-- Input start --
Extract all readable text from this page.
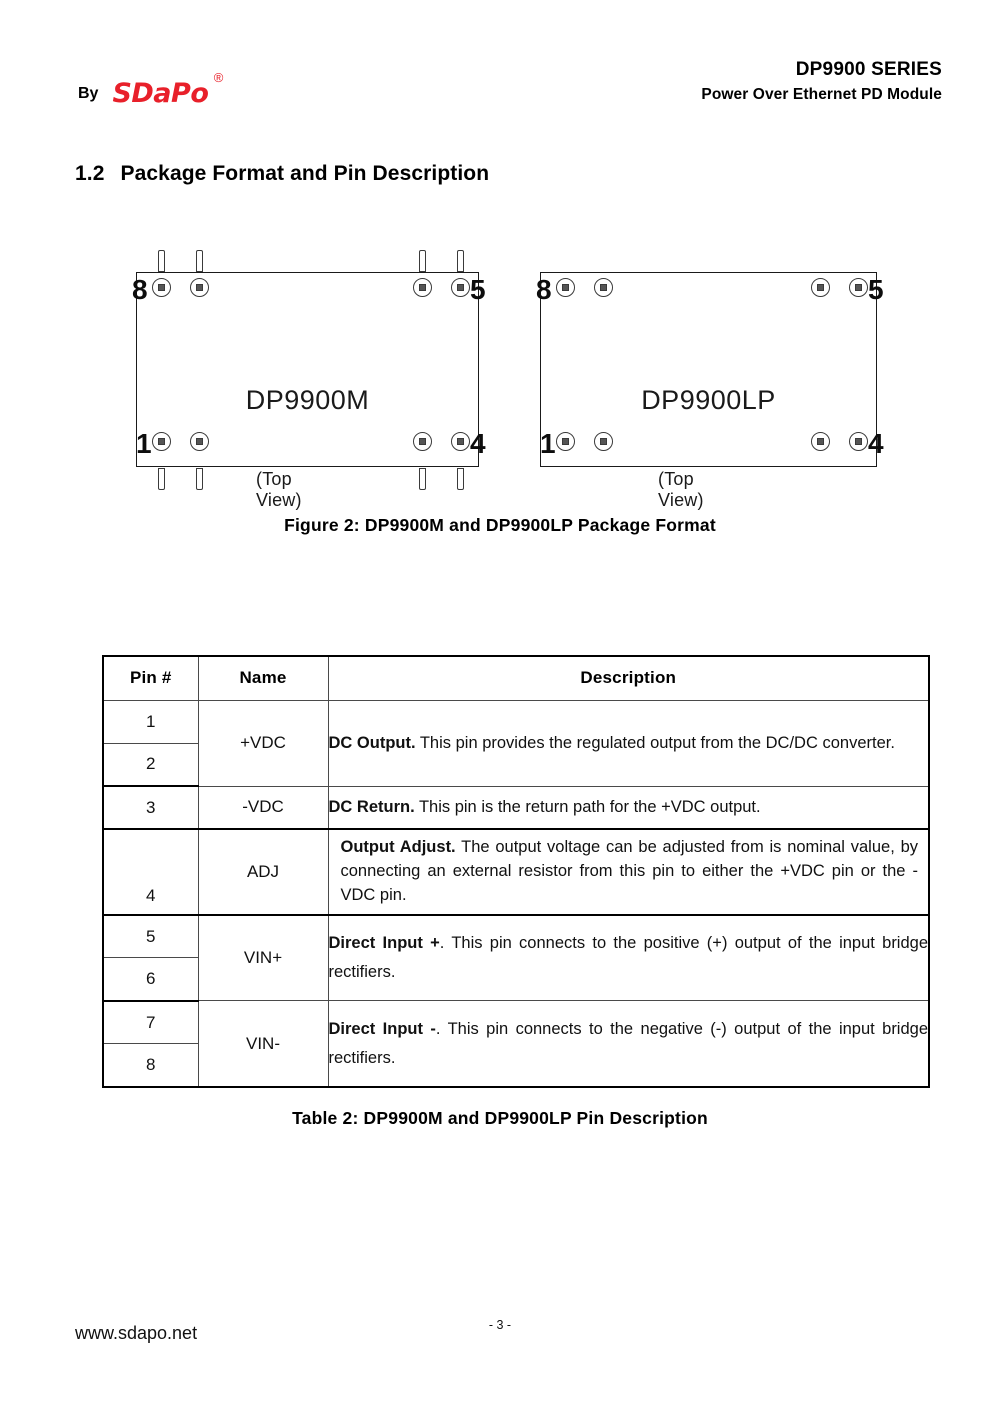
By SDaPo
®	DP9900 SERIES
Power Over Ethernet PD Module
1.2 Package Format and Pin Description
DP9900M
8	5
1	4
(Top View)
DP9900LP
8	5
1	4
(Top View)
Figure 2: DP9900M and DP9900LP Package Format
Pin #	Name	Description
1	+VDC	DC Output. This pin provides the regulated output from the DC/DC converter.
2		
3	-VDC	DC Return. This pin is the return path for the +VDC output.
4	ADJ	Output Adjust. The output voltage can be adjusted from is nominal value, by connecting an external resistor from this pin to either the +VDC pin or the -VDC pin.
5	VIN+	Direct Input +. This pin connects to the positive (+) output of the input bridge rectifiers.
6		
7	VIN-	Direct Input -. This pin connects to the negative (-) output of the input bridge rectifiers.
8		
Table 2: DP9900M and DP9900LP Pin Description
www.sdapo.net	- 3 -
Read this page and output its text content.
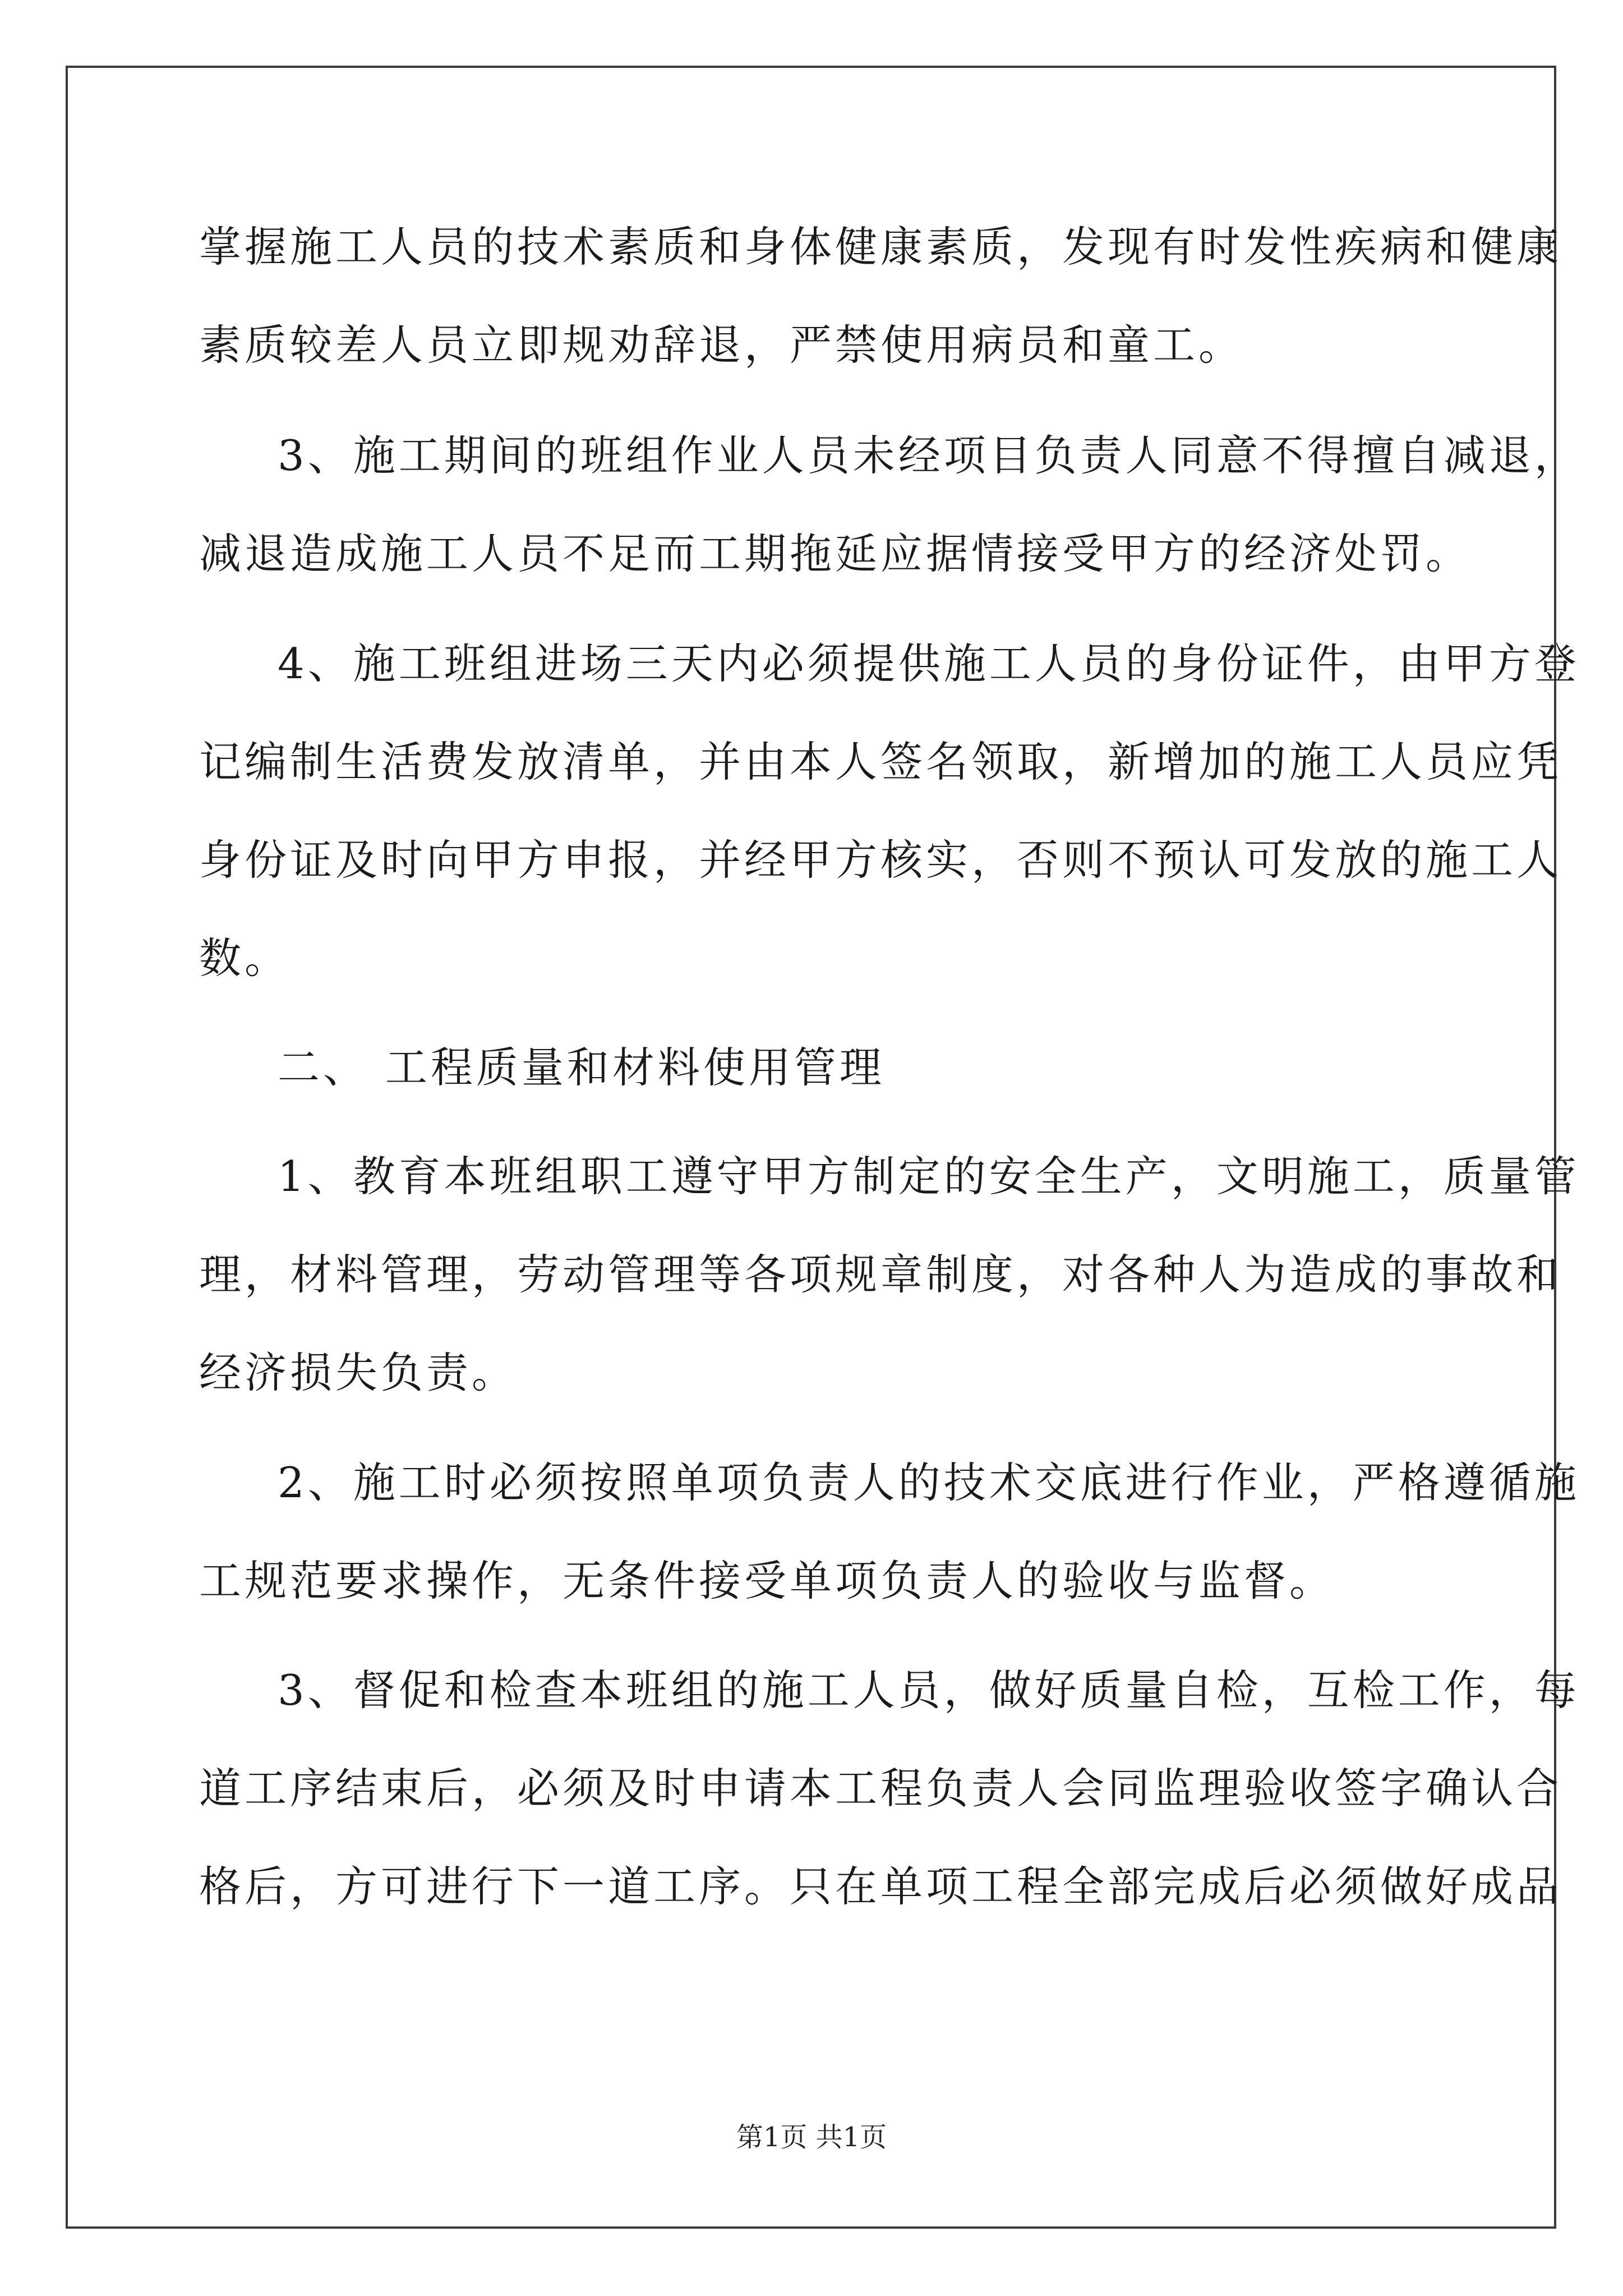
掌握施工人员的技术素质和身体健康素质，发现有时发性疾病和健康
素质较差人员立即规劝辞退，严禁使用病员和童工。
3、施工期间的班组作业人员未经项目负责人同意不得擅自减退，
减退造成施工人员不足而工期拖延应据情接受甲方的经济处罚。
4、施工班组进场三天内必须提供施工人员的身份证件，由甲方登
记编制生活费发放清单，并由本人签名领取，新增加的施工人员应凭
身份证及时向甲方申报，并经甲方核实，否则不预认可发放的施工人
数。
二、 工程质量和材料使用管理
1、教育本班组职工遵守甲方制定的安全生产，文明施工，质量管
理，材料管理，劳动管理等各项规章制度，对各种人为造成的事故和
经济损失负责。
2、施工时必须按照单项负责人的技术交底进行作业，严格遵循施
工规范要求操作，无条件接受单项负责人的验收与监督。
3、督促和检查本班组的施工人员，做好质量自检，互检工作，每
道工序结束后，必须及时申请本工程负责人会同监理验收签字确认合
格后，方可进行下一道工序。只在单项工程全部完成后必须做好成品
第1页 共1页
-- Input end --
• **What needs to be done**
Search the lines for the word "Package" and report how many contain it, by number only.

• **Answer to the problem**
2